Your instructions
Read the data and repeat it in full, exactly.
►
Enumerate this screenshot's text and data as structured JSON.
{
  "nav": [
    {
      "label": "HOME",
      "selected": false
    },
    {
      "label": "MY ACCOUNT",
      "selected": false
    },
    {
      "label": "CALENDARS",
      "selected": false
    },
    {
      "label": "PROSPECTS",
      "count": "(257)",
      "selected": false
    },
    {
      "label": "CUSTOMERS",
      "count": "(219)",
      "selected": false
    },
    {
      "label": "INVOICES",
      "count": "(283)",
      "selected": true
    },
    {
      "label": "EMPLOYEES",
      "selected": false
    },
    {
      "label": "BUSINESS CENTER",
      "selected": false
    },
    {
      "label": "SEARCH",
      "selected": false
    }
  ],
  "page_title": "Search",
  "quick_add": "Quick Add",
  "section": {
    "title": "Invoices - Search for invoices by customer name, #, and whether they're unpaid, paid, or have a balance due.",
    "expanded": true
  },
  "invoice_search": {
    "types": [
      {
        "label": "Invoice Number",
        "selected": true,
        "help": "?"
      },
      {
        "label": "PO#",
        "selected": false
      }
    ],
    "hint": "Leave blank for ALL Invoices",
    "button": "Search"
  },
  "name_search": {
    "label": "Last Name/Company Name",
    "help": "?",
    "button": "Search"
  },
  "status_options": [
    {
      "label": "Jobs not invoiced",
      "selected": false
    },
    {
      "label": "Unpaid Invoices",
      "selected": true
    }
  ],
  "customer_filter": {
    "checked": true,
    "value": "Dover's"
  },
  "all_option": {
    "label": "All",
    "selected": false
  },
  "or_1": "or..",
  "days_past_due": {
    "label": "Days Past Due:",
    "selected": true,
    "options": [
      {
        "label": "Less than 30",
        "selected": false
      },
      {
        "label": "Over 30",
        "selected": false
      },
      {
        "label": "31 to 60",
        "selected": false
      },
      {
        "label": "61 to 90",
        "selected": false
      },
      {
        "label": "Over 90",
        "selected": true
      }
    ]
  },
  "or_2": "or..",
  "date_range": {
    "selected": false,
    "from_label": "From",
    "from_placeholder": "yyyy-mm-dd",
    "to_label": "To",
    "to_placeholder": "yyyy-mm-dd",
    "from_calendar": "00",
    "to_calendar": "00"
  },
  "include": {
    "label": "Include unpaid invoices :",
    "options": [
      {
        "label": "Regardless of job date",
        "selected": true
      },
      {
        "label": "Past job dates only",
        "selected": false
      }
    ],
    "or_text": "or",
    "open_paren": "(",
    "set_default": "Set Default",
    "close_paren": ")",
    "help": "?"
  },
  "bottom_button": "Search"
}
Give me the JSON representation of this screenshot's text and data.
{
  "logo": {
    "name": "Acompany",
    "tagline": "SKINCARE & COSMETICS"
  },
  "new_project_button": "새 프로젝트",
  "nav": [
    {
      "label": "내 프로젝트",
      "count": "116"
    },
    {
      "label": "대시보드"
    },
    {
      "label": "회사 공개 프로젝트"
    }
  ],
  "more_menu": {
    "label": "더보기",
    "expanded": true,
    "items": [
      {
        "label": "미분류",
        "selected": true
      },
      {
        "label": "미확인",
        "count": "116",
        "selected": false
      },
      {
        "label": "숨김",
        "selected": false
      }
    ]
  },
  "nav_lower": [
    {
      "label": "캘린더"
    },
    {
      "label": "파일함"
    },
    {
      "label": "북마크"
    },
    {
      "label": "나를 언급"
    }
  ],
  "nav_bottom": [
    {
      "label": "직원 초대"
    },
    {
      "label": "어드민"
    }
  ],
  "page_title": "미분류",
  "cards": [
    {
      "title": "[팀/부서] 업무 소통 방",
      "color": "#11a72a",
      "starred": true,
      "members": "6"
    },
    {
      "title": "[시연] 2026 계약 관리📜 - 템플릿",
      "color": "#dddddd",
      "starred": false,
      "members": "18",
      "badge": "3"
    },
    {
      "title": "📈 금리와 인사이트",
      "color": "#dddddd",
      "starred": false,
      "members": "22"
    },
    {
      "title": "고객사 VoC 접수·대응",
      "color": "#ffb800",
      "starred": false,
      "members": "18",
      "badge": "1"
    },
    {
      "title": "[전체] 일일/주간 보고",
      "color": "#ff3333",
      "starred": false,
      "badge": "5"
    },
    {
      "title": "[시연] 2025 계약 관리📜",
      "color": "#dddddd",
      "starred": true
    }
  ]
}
◄
Solution to the problem
Enumerate this screenshot's text and data as structured JSON.
{
  "nav": [
    {
      "label": "HOME",
      "selected": false
    },
    {
      "label": "MY ACCOUNT",
      "selected": false
    },
    {
      "label": "CALENDARS",
      "selected": false
    },
    {
      "label": "PROSPECTS",
      "count": "(257)",
      "selected": false
    },
    {
      "label": "CUSTOMERS",
      "count": "(219)",
      "selected": false
    },
    {
      "label": "INVOICES",
      "count": "(283)",
      "selected": true
    },
    {
      "label": "EMPLOYEES",
      "selected": false
    },
    {
      "label": "BUSINESS CENTER",
      "selected": false
    },
    {
      "label": "SEARCH",
      "selected": false
    }
  ],
  "page_title": "Search",
  "quick_add": "Quick Add",
  "section": {
    "title": "Invoices - Search for invoices by customer name, #, and whether they're unpaid, paid, or have a balance due.",
    "expanded": true
  },
  "invoice_search": {
    "types": [
      {
        "label": "Invoice Number",
        "selected": true,
        "help": "?"
      },
      {
        "label": "PO#",
        "selected": false
      }
    ],
    "hint": "Leave blank for ALL Invoices",
    "button": "Search"
  },
  "name_search": {
    "label": "Last Name/Company Name",
    "help": "?",
    "button": "Search"
  },
  "status_options": [
    {
      "label": "Jobs not invoiced",
      "selected": false
    },
    {
      "label": "Unpaid Invoices",
      "selected": true
    }
  ],
  "customer_filter": {
    "checked": true,
    "value": "Dover's"
  },
  "all_option": {
    "label": "All",
    "selected": false
  },
  "or_1": "or..",
  "days_past_due": {
    "label": "Days Past Due:",
    "selected": true,
    "options": [
      {
        "label": "Less than 30",
        "selected": false
      },
      {
        "label": "Over 30",
        "selected": false
      },
      {
        "label": "31 to 60",
        "selected": false
      },
      {
        "label": "61 to 90",
        "selected": false
      },
      {
        "label": "Over 90",
        "selected": true
      }
    ]
  },
  "or_2": "or..",
  "date_range": {
    "selected": false,
    "from_label": "From",
    "from_placeholder": "yyyy-mm-dd",
    "to_label": "To",
    "to_placeholder": "yyyy-mm-dd",
    "from_calendar": "00",
    "to_calendar": "00"
  },
  "include": {
    "label": "Include unpaid invoices :",
    "options": [
      {
        "label": "Regardless of job date",
        "selected": true
      },
      {
        "label": "Past job dates only",
        "selected": false
      }
    ],
    "or_text": "or",
    "open_paren": "(",
    "set_default": "Set Default",
    "close_paren": ")",
    "help": "?"
  },
  "bottom_button": "Search"
}
Give me the JSON representation of this screenshot's text and data.
{
  "logo": {
    "name": "Acompany",
    "tagline": "SKINCARE & COSMETICS"
  },
  "new_project_button": "새 프로젝트",
  "nav": [
    {
      "label": "내 프로젝트",
      "count": "116"
    },
    {
      "label": "대시보드"
    },
    {
      "label": "회사 공개 프로젝트"
    }
  ],
  "more_menu": {
    "label": "더보기",
    "expanded": true,
    "items": [
      {
        "label": "미분류",
        "selected": true
      },
      {
        "label": "미확인",
        "count": "116",
        "selected": false
      },
      {
        "label": "숨김",
        "selected": false
      }
    ]
  },
  "nav_lower": [
    {
      "label": "캘린더"
    },
    {
      "label": "파일함"
    },
    {
      "label": "북마크"
    },
    {
      "label": "나를 언급"
    }
  ],
  "nav_bottom": [
    {
      "label": "직원 초대"
    },
    {
      "label": "어드민"
    }
  ],
  "page_title": "미분류",
  "cards": [
    {
      "title": "[팀/부서] 업무 소통 방",
      "color": "#11a72a",
      "starred": true,
      "members": "6"
    },
    {
      "title": "[시연] 2026 계약 관리📜 - 템플릿",
      "color": "#dddddd",
      "starred": false,
      "members": "18",
      "badge": "3"
    },
    {
      "title": "📈 금리와 인사이트",
      "color": "#dddddd",
      "starred": false,
      "members": "22"
    },
    {
      "title": "고객사 VoC 접수·대응",
      "color": "#ffb800",
      "starred": false,
      "members": "18",
      "badge": "1"
    },
    {
      "title": "[전체] 일일/주간 보고",
      "color": "#ff3333",
      "starred": false,
      "badge": "5"
    },
    {
      "title": "[시연] 2025 계약 관리📜",
      "color": "#dddddd",
      "starred": true
    }
  ]
}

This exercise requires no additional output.